Source document →
Seventy-five hospital emergency departments throughout Los Angeles County are rolling out standardized treatment and opioid prescribing practices, derived from the American Academy of Emergency Medicine guidelines and adopted by the California Chapter of the American College of Emergency Physicians. This initiative across Los Angeles County follows in the footsteps of a similar effort in two nearby counties.

“We know that in Los Angeles County in 2013, there were nearly 400 lives lost due to prescription opioid overuse. Nationally, deaths from prescription opioids are greater than those from motor vehicle accidents each year, and greater than deaths from heroin, cocaine, and benzodiazepine drugs combined each year.” said Jeffrey D. Gunzenhauser, MD, MPH, interim health officer, Los Angeles County Department of Public Health, in a statement.

The goal is to avoid high risk opioid over-prescribing and to mitigate opioid pain medication overuse, overdose, diversion and doctor shopping.

Participants include public hospitals, Kaiser Permanente, Providence Health & Services, UCLA Health, Dignity Health, Daughters of Charity Hospitals, and other hospitals.

Some of the prescribing practices in the guidelines include:

  • Use opioid medications as a last resort and only for severe non-cancer pain at the lowest possible doses
  • Avoiding intravenous or injectable opioids in patients who are already taking chronic opioid medications
  • ED physicians will not replace “lost” or “stolen” opioid prescriptions
  • ED physicians will only prescribe a limited days’ supply
  • Promote one prescriber and one pharmacy for pain medication treatment
  • Use of the State of California database

Kaiser Permanente provided a community benefit grant to fund printing and distribution of an initial 386,000 handouts to be used to educate and inform patients and consumers at discharge after ED visits.

List of tasks →
(a) In the passage on the Los Angeles County opioid prescribing initiative, reproduce the part that opens with the words containing "Participants include public" and closes with "and other hospitals.", swapping "public hospitals" for "county hospitals".
(b) Summarize the passage on the Los Angeles County opioid prescribing initiative in two sentences.

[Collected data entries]

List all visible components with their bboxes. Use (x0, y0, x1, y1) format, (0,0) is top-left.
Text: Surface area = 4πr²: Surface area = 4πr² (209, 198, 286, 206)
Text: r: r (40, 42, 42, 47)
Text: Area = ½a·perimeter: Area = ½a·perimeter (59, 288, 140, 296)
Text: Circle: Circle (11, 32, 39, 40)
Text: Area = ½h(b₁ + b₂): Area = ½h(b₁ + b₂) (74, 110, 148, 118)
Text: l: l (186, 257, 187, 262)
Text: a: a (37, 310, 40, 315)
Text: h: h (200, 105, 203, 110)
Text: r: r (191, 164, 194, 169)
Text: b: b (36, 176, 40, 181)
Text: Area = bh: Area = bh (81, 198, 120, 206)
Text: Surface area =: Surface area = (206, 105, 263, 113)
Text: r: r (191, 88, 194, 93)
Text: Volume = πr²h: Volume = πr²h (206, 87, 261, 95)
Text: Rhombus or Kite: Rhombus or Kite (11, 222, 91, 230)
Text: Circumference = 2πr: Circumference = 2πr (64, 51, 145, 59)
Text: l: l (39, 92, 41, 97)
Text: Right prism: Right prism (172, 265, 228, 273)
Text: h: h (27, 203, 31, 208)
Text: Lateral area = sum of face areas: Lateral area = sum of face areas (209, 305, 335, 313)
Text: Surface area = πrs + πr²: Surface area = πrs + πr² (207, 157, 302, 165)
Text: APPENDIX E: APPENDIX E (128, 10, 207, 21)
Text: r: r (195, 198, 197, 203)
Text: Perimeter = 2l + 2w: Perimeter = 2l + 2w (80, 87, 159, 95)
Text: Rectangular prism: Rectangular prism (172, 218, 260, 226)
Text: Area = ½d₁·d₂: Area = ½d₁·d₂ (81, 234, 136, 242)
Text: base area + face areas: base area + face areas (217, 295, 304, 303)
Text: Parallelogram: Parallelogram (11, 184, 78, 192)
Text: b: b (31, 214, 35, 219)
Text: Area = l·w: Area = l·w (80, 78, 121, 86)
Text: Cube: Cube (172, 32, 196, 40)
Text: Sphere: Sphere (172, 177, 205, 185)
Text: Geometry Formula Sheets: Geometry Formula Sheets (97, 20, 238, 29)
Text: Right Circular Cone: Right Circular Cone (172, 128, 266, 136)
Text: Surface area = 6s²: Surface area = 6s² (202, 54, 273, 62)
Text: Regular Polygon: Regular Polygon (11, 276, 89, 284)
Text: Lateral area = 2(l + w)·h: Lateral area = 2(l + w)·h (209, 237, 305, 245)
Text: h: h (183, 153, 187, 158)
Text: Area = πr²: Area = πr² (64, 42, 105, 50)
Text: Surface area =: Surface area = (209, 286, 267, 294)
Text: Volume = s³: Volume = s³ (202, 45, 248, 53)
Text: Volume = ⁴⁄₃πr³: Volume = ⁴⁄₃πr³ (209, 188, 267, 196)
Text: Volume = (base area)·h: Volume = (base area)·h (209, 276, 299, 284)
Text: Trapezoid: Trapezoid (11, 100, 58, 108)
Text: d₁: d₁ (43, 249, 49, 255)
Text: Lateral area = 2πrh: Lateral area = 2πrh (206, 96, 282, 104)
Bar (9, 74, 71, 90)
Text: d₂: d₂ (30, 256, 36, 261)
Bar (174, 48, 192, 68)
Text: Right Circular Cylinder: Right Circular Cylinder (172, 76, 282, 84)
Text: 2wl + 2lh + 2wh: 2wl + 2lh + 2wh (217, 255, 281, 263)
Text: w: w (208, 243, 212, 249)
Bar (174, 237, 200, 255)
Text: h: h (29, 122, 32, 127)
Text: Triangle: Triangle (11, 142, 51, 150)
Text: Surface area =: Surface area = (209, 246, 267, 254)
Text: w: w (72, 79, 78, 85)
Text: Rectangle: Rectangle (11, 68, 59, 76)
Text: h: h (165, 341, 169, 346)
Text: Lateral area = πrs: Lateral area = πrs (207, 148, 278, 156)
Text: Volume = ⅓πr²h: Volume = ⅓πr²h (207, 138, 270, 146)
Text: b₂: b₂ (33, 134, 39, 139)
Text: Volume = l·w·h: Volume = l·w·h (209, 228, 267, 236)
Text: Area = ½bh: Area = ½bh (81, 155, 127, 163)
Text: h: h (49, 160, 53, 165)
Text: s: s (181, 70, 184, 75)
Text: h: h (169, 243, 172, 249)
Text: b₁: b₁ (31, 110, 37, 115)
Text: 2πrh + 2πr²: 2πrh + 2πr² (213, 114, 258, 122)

Answers given →
(a)
Participants include county hospitals, Kaiser Permanente, Providence Health & Services, UCLA Health, Dignity Health, Daughters of Charity Hospitals, and other hospitals.

(b) Seventy-five hospital emergency departments in Los Angeles County are adopting standardized treatment and opioid prescribing practices derived from American Academy of Emergency Medicine guidelines, with the goal of avoiding high-risk over-prescribing and mitigating opioid overuse, overdose, diversion and doctor shopping. The practices include using opioids only as a last resort for severe non-cancer pain, not replacing "lost" or "stolen" prescriptions and prescribing only a limited days' supply, and Kaiser Permanente funded an initial 386,000 patient handouts.